— Begin MATERIAL FOR THIS TASK —

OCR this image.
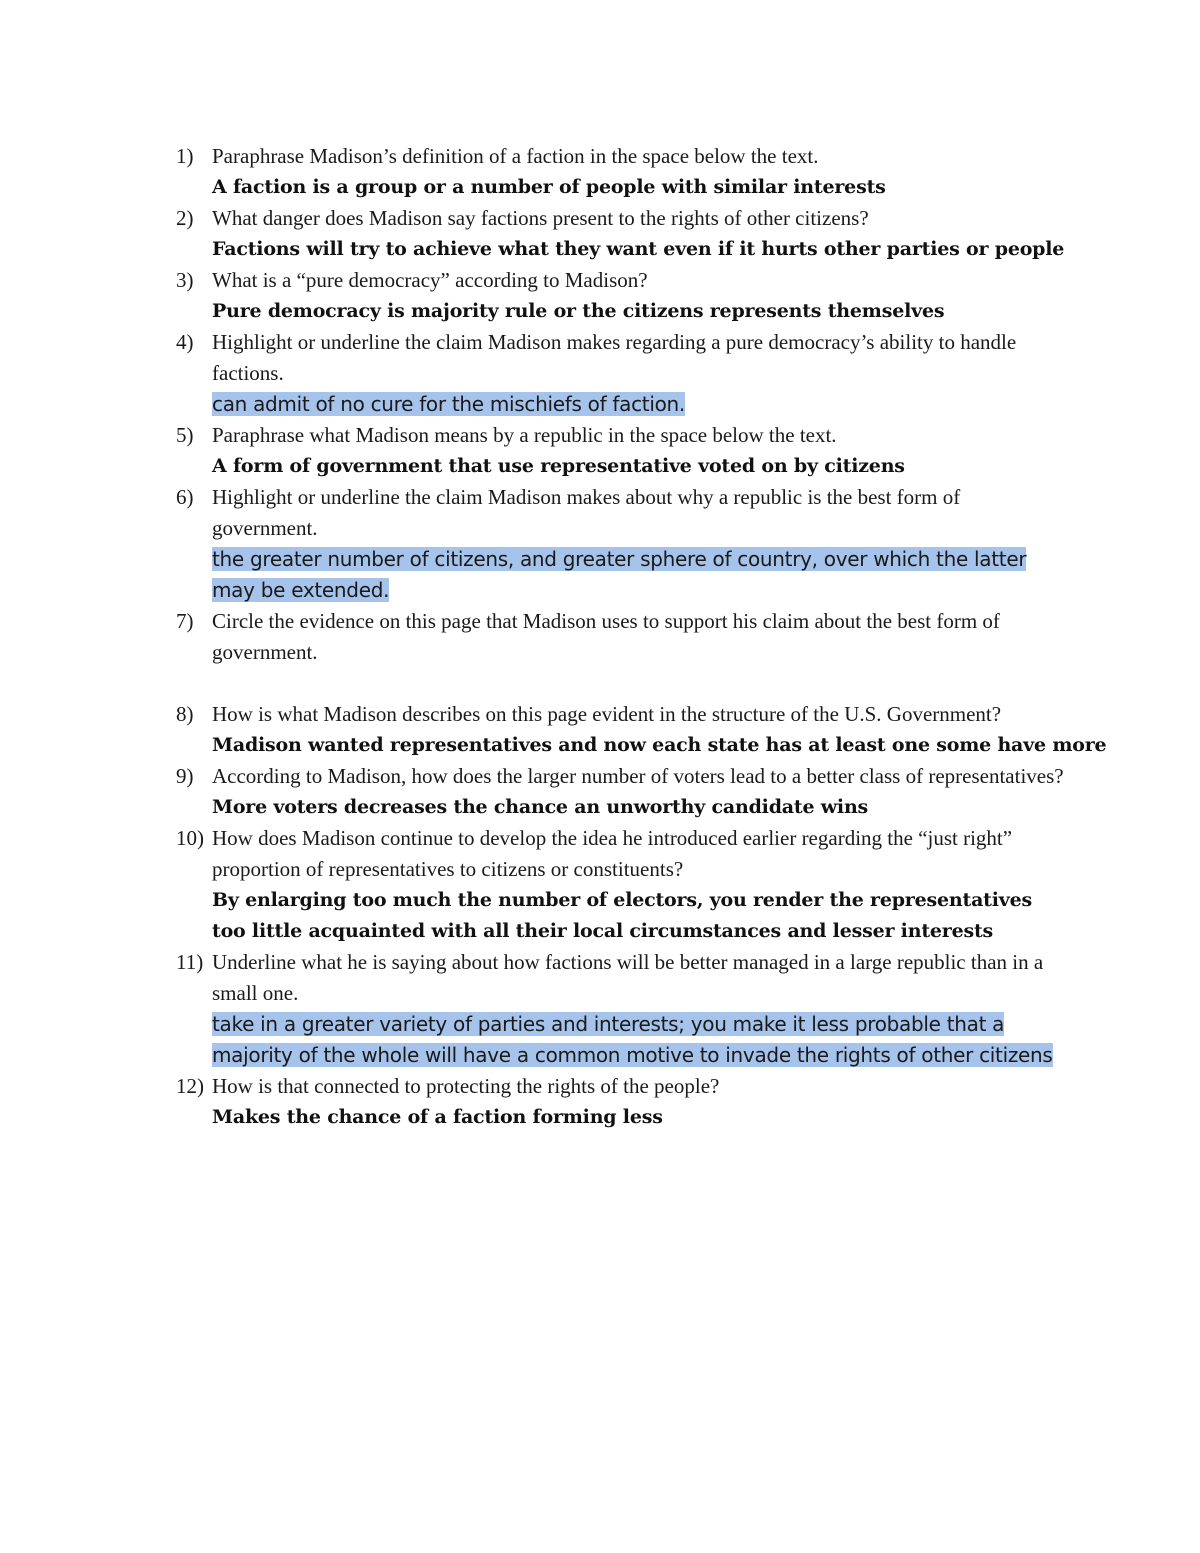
1) Paraphrase Madison’s definition of a faction in the space below the text.
A faction is a group or a number of people with similar interests
2) What danger does Madison say factions present to the rights of other citizens?
Factions will try to achieve what they want even if it hurts other parties or people
3) What is a “pure democracy” according to Madison?
Pure democracy is majority rule or the citizens represents themselves
4) Highlight or underline the claim Madison makes regarding a pure democracy’s ability to handle factions.
can admit of no cure for the mischiefs of faction.
5) Paraphrase what Madison means by a republic in the space below the text.
A form of government that use representative voted on by citizens
6) Highlight or underline the claim Madison makes about why a republic is the best form of government.
the greater number of citizens, and greater sphere of country, over which the latter may be extended.
7) Circle the evidence on this page that Madison uses to support his claim about the best form of government.
8) How is what Madison describes on this page evident in the structure of the U.S. Government?
Madison wanted representatives and now each state has at least one some have more
9) According to Madison, how does the larger number of voters lead to a better class of representatives?
More voters decreases the chance an unworthy candidate wins
10) How does Madison continue to develop the idea he introduced earlier regarding the “just right” proportion of representatives to citizens or constituents?
By enlarging too much the number of electors, you render the representatives too little acquainted with all their local circumstances and lesser interests
11) Underline what he is saying about how factions will be better managed in a large republic than in a small one.
take in a greater variety of parties and interests; you make it less probable that a majority of the whole will have a common motive to invade the rights of other citizens
12) How is that connected to protecting the rights of the people?
Makes the chance of a faction forming less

— End MATERIAL FOR THIS TASK —

▸ **GOAL**
Reproduce every record above exactly, but leave out the pictures.

▸ **RESULT FOR THIS TASK**
OCR this image.
1) Paraphrase Madison’s definition of a faction in the space below the text.
A faction is a group or a number of people with similar interests
2) What danger does Madison say factions present to the rights of other citizens?
Factions will try to achieve what they want even if it hurts other parties or people
3) What is a “pure democracy” according to Madison?
Pure democracy is majority rule or the citizens represents themselves
4) Highlight or underline the claim Madison makes regarding a pure democracy’s ability to handle factions.
can admit of no cure for the mischiefs of faction.
5) Paraphrase what Madison means by a republic in the space below the text.
A form of government that use representative voted on by citizens
6) Highlight or underline the claim Madison makes about why a republic is the best form of government.
the greater number of citizens, and greater sphere of country, over which the latter may be extended.
7) Circle the evidence on this page that Madison uses to support his claim about the best form of government.
8) How is what Madison describes on this page evident in the structure of the U.S. Government?
Madison wanted representatives and now each state has at least one some have more
9) According to Madison, how does the larger number of voters lead to a better class of representatives?
More voters decreases the chance an unworthy candidate wins
10) How does Madison continue to develop the idea he introduced earlier regarding the “just right” proportion of representatives to citizens or constituents?
By enlarging too much the number of electors, you render the representatives too little acquainted with all their local circumstances and lesser interests
11) Underline what he is saying about how factions will be better managed in a large republic than in a small one.
take in a greater variety of parties and interests; you make it less probable that a majority of the whole will have a common motive to invade the rights of other citizens
12) How is that connected to protecting the rights of the people?
Makes the chance of a faction forming less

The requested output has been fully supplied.